— Start Data provided —

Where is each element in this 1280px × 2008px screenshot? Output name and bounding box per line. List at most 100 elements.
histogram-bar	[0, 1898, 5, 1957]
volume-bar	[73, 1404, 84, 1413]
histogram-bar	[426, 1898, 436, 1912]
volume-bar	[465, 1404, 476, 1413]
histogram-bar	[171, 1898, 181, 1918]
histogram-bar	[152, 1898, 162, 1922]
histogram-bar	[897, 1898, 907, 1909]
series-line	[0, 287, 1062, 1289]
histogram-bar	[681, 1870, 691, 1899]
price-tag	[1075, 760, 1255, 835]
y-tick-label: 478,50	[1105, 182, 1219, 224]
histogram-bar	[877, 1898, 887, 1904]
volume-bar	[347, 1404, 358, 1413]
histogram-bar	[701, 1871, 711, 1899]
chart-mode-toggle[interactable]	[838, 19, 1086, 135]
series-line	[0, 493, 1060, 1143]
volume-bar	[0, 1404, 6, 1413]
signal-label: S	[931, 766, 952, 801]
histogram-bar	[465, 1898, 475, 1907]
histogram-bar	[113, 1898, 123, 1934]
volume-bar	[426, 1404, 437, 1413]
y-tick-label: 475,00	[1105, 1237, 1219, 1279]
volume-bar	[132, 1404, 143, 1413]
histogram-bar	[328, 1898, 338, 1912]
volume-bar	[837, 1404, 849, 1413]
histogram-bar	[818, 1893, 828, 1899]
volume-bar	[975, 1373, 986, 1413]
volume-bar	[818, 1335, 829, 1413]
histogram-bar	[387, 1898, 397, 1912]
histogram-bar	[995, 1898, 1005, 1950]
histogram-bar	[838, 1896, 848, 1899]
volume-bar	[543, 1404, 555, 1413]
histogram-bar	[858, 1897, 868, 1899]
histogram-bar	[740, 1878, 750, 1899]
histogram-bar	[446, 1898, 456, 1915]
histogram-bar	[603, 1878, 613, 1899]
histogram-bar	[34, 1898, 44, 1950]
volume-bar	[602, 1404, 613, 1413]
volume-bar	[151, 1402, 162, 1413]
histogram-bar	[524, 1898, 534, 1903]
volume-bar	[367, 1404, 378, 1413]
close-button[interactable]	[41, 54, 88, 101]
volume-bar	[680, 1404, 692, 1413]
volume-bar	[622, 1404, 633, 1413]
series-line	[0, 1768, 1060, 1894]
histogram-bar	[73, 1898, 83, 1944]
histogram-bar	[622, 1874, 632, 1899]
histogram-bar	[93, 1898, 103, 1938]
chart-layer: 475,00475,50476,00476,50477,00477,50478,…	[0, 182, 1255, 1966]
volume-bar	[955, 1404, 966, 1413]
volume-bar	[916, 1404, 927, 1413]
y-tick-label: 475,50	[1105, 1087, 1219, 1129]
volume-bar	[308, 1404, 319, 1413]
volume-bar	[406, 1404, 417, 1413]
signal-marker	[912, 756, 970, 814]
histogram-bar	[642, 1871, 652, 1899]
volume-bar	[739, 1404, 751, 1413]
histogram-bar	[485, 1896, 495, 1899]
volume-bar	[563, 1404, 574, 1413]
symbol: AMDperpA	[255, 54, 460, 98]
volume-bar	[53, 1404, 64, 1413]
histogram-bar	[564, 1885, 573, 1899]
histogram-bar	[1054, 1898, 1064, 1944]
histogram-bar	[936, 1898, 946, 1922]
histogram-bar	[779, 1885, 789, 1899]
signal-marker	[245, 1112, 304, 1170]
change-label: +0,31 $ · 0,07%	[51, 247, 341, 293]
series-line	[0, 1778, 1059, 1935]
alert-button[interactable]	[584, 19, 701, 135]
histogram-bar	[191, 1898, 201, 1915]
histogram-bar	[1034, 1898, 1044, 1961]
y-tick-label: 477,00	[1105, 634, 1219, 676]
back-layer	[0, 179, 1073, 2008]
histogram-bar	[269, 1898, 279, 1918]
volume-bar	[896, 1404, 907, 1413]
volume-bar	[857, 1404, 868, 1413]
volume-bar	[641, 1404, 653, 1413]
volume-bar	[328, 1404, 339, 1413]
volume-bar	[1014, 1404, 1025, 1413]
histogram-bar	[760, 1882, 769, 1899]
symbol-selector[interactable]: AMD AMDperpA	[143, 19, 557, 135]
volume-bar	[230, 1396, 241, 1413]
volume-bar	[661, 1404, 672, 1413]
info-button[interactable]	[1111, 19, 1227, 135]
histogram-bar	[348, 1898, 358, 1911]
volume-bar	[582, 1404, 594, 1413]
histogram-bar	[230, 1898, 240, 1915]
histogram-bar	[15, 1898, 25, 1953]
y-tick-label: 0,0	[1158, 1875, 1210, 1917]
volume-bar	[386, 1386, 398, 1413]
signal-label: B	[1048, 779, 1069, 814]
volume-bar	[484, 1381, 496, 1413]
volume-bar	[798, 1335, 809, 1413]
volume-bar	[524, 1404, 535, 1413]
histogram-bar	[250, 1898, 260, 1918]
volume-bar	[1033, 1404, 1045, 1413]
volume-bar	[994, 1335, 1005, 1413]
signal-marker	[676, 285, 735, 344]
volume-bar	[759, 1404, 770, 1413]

— End Data provided —

Required work =
Copy every line of the records above without any change.

In response =
Where is each element in this 1280px × 2008px screenshot? Output name and bounding box per line. List at most 100 elements.
histogram-bar	[0, 1898, 5, 1957]
volume-bar	[73, 1404, 84, 1413]
histogram-bar	[426, 1898, 436, 1912]
volume-bar	[465, 1404, 476, 1413]
histogram-bar	[171, 1898, 181, 1918]
histogram-bar	[152, 1898, 162, 1922]
histogram-bar	[897, 1898, 907, 1909]
series-line	[0, 287, 1062, 1289]
histogram-bar	[681, 1870, 691, 1899]
price-tag	[1075, 760, 1255, 835]
y-tick-label: 478,50	[1105, 182, 1219, 224]
histogram-bar	[877, 1898, 887, 1904]
volume-bar	[347, 1404, 358, 1413]
histogram-bar	[701, 1871, 711, 1899]
chart-mode-toggle[interactable]	[838, 19, 1086, 135]
series-line	[0, 493, 1060, 1143]
volume-bar	[0, 1404, 6, 1413]
signal-label: S	[931, 766, 952, 801]
histogram-bar	[465, 1898, 475, 1907]
histogram-bar	[113, 1898, 123, 1934]
volume-bar	[426, 1404, 437, 1413]
y-tick-label: 475,00	[1105, 1237, 1219, 1279]
volume-bar	[132, 1404, 143, 1413]
histogram-bar	[328, 1898, 338, 1912]
volume-bar	[837, 1404, 849, 1413]
histogram-bar	[818, 1893, 828, 1899]
volume-bar	[975, 1373, 986, 1413]
volume-bar	[818, 1335, 829, 1413]
histogram-bar	[387, 1898, 397, 1912]
histogram-bar	[995, 1898, 1005, 1950]
histogram-bar	[838, 1896, 848, 1899]
volume-bar	[543, 1404, 555, 1413]
histogram-bar	[858, 1897, 868, 1899]
histogram-bar	[740, 1878, 750, 1899]
histogram-bar	[446, 1898, 456, 1915]
histogram-bar	[603, 1878, 613, 1899]
histogram-bar	[34, 1898, 44, 1950]
volume-bar	[602, 1404, 613, 1413]
volume-bar	[151, 1402, 162, 1413]
histogram-bar	[524, 1898, 534, 1903]
volume-bar	[367, 1404, 378, 1413]
close-button[interactable]	[41, 54, 88, 101]
volume-bar	[680, 1404, 692, 1413]
volume-bar	[622, 1404, 633, 1413]
series-line	[0, 1768, 1060, 1894]
histogram-bar	[73, 1898, 83, 1944]
histogram-bar	[622, 1874, 632, 1899]
histogram-bar	[93, 1898, 103, 1938]
chart-layer: 475,00475,50476,00476,50477,00477,50478,…	[0, 182, 1255, 1966]
volume-bar	[955, 1404, 966, 1413]
volume-bar	[916, 1404, 927, 1413]
y-tick-label: 475,50	[1105, 1087, 1219, 1129]
volume-bar	[308, 1404, 319, 1413]
volume-bar	[406, 1404, 417, 1413]
signal-marker	[912, 756, 970, 814]
histogram-bar	[642, 1871, 652, 1899]
volume-bar	[739, 1404, 751, 1413]
histogram-bar	[485, 1896, 495, 1899]
volume-bar	[563, 1404, 574, 1413]
symbol: AMDperpA	[255, 54, 460, 98]
volume-bar	[53, 1404, 64, 1413]
histogram-bar	[564, 1885, 573, 1899]
histogram-bar	[1054, 1898, 1064, 1944]
histogram-bar	[936, 1898, 946, 1922]
histogram-bar	[779, 1885, 789, 1899]
signal-marker	[245, 1112, 304, 1170]
change-label: +0,31 $ · 0,07%	[51, 247, 341, 293]
series-line	[0, 1778, 1059, 1935]
alert-button[interactable]	[584, 19, 701, 135]
histogram-bar	[191, 1898, 201, 1915]
histogram-bar	[1034, 1898, 1044, 1961]
y-tick-label: 477,00	[1105, 634, 1219, 676]
back-layer	[0, 179, 1073, 2008]
histogram-bar	[269, 1898, 279, 1918]
volume-bar	[896, 1404, 907, 1413]
volume-bar	[857, 1404, 868, 1413]
volume-bar	[641, 1404, 653, 1413]
volume-bar	[328, 1404, 339, 1413]
volume-bar	[1014, 1404, 1025, 1413]
histogram-bar	[760, 1882, 769, 1899]
symbol-selector[interactable]: AMD AMDperpA	[143, 19, 557, 135]
volume-bar	[230, 1396, 241, 1413]
volume-bar	[661, 1404, 672, 1413]
info-button[interactable]	[1111, 19, 1227, 135]
histogram-bar	[348, 1898, 358, 1911]
volume-bar	[582, 1404, 594, 1413]
histogram-bar	[230, 1898, 240, 1915]
histogram-bar	[15, 1898, 25, 1953]
y-tick-label: 0,0	[1158, 1875, 1210, 1917]
volume-bar	[386, 1386, 398, 1413]
signal-label: B	[1048, 779, 1069, 814]
volume-bar	[484, 1381, 496, 1413]
volume-bar	[798, 1335, 809, 1413]
volume-bar	[524, 1404, 535, 1413]
histogram-bar	[250, 1898, 260, 1918]
volume-bar	[1033, 1404, 1045, 1413]
volume-bar	[994, 1335, 1005, 1413]
signal-marker	[676, 285, 735, 344]
volume-bar	[759, 1404, 770, 1413]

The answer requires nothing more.